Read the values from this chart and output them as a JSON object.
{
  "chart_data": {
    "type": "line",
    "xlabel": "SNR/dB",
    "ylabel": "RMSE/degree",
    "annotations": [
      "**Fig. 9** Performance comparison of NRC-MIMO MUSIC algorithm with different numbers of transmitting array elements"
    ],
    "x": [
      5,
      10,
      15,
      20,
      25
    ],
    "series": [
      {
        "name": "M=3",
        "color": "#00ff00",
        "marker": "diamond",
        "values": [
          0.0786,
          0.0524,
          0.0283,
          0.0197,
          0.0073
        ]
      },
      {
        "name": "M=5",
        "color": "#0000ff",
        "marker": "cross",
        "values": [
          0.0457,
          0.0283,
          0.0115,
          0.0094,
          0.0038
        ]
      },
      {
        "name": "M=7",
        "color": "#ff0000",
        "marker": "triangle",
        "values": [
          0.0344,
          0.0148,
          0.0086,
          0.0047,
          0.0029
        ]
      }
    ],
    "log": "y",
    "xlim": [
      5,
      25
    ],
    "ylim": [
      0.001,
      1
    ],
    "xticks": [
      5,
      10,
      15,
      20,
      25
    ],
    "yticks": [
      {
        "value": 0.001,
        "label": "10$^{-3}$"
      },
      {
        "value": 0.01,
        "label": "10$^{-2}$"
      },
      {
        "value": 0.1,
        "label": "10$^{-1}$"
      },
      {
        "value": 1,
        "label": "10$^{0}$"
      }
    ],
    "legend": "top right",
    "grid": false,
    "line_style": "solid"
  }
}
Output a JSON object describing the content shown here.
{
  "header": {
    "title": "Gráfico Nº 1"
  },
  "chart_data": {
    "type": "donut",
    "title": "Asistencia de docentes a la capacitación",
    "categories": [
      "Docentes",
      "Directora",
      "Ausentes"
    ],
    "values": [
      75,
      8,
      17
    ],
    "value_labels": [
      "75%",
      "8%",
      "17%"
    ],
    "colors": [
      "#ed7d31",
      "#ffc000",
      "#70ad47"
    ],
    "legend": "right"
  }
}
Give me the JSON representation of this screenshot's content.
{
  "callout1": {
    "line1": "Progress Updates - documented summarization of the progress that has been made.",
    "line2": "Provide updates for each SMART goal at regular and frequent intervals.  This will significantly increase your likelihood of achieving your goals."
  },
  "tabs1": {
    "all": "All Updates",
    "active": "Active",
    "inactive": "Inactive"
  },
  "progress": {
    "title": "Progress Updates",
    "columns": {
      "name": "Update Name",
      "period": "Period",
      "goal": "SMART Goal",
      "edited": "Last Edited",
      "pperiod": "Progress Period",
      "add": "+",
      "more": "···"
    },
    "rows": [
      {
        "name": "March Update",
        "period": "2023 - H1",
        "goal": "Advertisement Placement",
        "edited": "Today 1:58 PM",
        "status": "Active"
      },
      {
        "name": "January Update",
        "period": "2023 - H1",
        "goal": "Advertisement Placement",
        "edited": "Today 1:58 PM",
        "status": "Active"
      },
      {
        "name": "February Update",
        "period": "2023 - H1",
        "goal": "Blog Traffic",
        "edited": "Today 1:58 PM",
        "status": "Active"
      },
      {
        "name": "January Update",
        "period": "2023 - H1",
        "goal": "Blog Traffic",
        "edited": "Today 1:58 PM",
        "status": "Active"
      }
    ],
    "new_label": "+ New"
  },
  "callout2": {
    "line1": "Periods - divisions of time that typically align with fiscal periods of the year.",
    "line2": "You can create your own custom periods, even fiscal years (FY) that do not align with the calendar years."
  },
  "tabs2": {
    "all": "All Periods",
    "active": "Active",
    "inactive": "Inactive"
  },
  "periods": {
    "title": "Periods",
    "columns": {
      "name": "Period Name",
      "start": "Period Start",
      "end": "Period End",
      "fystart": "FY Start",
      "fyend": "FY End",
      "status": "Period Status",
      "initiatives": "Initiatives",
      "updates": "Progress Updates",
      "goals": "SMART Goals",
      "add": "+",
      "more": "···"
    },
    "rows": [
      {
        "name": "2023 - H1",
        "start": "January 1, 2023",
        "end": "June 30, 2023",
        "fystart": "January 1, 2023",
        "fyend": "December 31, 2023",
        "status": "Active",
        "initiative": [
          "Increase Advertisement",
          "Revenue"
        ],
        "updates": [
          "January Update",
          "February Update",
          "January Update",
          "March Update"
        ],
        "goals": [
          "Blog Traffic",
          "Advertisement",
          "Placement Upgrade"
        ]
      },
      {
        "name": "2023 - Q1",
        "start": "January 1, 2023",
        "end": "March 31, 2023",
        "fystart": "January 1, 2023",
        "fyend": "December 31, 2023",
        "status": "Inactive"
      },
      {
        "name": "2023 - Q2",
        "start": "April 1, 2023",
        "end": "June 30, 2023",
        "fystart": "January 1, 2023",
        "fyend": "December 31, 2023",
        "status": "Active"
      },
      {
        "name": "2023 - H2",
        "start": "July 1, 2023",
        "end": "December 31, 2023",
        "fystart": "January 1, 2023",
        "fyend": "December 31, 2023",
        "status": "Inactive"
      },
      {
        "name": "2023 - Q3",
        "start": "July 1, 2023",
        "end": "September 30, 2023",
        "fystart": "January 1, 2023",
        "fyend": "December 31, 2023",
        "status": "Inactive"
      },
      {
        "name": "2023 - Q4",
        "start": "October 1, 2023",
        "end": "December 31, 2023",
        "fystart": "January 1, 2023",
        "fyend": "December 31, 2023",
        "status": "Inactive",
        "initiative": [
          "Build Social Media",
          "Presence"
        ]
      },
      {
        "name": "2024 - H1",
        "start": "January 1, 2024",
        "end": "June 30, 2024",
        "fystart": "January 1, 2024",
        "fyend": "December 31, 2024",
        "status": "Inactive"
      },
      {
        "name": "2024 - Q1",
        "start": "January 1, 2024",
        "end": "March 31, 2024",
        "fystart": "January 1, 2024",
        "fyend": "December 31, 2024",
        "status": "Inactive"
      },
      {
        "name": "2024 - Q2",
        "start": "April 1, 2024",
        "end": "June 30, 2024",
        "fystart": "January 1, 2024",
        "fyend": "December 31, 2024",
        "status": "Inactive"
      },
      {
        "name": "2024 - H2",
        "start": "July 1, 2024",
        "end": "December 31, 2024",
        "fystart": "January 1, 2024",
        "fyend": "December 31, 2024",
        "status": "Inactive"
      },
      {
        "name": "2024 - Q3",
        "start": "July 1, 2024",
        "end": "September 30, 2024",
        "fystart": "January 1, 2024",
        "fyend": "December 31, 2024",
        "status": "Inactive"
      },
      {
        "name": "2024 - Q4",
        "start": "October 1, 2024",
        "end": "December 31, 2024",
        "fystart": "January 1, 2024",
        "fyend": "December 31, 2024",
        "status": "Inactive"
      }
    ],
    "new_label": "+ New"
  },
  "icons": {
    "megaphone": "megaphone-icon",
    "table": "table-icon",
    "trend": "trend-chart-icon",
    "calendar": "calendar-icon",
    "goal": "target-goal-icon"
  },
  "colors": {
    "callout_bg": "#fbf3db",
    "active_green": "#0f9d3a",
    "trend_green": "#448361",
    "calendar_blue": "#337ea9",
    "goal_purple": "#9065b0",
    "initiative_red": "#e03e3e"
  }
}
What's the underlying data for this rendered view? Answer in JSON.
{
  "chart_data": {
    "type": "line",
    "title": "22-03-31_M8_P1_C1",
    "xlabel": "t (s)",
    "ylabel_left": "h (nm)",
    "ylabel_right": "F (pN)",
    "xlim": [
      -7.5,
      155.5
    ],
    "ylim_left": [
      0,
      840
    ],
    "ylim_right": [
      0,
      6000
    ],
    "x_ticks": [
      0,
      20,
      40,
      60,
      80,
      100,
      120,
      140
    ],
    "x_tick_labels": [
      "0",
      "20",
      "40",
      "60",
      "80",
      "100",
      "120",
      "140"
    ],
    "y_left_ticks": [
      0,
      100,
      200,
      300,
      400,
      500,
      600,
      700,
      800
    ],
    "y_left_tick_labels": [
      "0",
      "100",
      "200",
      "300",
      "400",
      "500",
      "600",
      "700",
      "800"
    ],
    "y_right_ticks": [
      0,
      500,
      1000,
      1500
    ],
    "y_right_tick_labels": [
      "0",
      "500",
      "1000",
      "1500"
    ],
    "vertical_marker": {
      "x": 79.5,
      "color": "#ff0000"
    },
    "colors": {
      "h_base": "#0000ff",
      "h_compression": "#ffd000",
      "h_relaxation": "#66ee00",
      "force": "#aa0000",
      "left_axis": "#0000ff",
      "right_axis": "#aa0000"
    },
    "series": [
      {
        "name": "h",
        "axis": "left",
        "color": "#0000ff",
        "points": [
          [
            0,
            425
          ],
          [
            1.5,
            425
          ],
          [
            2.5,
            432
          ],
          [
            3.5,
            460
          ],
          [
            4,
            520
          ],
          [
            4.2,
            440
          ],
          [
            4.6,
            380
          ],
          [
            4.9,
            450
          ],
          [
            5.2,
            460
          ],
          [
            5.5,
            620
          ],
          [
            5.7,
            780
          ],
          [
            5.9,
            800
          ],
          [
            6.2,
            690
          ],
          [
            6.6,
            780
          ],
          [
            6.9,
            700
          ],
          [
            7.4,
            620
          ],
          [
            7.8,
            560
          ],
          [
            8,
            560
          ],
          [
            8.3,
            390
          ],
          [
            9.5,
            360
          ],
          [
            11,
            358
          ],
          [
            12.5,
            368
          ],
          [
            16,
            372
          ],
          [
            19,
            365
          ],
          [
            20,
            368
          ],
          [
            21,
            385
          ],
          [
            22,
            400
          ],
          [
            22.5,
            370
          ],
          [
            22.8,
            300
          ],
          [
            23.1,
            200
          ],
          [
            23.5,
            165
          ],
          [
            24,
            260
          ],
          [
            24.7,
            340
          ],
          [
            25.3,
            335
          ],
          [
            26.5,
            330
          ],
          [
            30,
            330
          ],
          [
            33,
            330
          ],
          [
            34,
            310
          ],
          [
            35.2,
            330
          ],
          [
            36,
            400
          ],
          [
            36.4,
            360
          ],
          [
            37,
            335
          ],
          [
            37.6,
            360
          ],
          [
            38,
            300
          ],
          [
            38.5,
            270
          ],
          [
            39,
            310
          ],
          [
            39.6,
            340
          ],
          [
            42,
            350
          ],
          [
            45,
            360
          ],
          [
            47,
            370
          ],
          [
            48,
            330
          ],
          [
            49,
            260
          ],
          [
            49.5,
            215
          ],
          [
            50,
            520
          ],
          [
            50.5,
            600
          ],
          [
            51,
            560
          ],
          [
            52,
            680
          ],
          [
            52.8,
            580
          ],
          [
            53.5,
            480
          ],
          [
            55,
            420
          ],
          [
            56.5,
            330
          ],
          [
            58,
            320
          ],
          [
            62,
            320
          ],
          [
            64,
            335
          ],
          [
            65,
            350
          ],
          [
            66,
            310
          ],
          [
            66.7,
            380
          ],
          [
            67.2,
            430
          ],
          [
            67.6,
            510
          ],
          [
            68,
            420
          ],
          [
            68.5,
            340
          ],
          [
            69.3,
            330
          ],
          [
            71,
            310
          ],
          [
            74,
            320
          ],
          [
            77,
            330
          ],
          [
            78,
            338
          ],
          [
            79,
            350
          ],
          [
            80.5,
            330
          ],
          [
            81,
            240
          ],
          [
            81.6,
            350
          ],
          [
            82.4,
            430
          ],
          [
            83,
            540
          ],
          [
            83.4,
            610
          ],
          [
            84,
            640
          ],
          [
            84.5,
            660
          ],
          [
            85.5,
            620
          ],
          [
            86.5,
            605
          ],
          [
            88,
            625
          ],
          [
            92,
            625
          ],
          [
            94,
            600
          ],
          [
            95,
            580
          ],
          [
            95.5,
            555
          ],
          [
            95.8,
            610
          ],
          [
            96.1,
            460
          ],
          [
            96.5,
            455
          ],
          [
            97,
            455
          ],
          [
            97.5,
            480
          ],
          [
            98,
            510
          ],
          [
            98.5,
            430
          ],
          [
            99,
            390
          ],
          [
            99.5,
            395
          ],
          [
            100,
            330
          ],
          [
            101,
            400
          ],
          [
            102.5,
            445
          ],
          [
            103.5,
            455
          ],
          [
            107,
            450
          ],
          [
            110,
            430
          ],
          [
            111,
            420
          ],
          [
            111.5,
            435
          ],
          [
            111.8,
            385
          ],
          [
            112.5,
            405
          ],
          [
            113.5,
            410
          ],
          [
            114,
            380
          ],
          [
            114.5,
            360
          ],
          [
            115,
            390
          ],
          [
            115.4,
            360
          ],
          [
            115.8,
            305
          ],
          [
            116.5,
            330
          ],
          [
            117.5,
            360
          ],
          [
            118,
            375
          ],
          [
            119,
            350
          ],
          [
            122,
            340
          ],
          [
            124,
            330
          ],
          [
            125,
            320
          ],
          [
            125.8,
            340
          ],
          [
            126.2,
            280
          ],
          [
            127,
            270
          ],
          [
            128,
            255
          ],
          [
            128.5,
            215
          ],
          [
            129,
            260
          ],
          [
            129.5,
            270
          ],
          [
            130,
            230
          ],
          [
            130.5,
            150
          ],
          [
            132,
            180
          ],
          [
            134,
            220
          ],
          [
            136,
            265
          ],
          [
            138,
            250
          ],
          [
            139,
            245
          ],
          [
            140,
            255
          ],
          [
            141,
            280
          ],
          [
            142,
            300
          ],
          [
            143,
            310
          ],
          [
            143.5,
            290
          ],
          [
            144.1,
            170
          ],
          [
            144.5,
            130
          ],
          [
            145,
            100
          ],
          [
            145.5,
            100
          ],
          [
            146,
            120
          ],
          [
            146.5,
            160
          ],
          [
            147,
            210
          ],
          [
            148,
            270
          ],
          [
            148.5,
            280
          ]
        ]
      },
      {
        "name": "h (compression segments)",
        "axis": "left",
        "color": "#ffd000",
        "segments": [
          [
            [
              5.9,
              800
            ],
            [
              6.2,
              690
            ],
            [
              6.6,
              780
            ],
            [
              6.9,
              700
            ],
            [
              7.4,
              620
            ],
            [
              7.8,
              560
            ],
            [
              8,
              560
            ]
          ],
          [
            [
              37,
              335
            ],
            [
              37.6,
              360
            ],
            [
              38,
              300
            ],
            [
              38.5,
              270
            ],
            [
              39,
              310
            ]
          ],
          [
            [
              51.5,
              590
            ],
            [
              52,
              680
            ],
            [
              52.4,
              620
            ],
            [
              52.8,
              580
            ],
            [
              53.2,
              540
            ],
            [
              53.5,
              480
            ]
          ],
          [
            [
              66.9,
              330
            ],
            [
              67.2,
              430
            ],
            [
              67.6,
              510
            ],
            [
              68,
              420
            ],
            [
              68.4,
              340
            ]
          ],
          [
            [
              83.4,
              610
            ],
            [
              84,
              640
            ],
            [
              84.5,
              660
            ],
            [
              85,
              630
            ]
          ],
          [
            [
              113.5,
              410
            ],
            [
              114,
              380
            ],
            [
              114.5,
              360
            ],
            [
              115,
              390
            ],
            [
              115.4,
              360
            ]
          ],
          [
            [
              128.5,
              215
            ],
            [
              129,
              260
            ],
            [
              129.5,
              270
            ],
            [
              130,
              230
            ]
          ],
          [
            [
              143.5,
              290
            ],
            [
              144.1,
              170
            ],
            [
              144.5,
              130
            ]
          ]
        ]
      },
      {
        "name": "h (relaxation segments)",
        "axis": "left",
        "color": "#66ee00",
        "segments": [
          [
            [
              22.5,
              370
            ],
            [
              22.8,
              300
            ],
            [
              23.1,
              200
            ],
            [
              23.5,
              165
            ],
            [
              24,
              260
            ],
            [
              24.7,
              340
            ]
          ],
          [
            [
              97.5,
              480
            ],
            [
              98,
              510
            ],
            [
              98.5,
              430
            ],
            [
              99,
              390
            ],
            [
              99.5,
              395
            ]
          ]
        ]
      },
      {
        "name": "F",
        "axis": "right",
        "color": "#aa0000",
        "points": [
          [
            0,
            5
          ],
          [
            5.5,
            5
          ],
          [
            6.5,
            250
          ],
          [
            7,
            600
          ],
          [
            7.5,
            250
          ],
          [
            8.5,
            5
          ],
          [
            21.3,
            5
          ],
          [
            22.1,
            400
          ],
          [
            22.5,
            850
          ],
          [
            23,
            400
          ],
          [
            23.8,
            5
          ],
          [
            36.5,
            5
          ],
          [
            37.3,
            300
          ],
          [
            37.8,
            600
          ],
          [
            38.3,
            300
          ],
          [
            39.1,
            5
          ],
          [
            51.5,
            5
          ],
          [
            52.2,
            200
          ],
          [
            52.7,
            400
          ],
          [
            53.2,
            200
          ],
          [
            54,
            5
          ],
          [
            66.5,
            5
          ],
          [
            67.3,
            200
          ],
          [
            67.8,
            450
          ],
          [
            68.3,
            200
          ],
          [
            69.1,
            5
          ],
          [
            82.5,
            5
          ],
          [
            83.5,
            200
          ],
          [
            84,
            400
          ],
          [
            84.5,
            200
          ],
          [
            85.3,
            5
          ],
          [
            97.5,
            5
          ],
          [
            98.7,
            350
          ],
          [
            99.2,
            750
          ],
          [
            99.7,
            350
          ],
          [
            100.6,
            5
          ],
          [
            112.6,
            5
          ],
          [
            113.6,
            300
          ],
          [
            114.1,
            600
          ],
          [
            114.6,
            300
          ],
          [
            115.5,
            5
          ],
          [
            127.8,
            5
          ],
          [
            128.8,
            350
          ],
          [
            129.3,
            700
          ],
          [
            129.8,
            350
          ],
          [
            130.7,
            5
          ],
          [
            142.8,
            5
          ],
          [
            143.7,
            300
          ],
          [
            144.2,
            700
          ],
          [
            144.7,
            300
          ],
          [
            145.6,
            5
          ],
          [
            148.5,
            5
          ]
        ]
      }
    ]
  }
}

▸ Exercise task:
How many of the lines above hold "September"? Answer with only the number.

▸ Full response:
2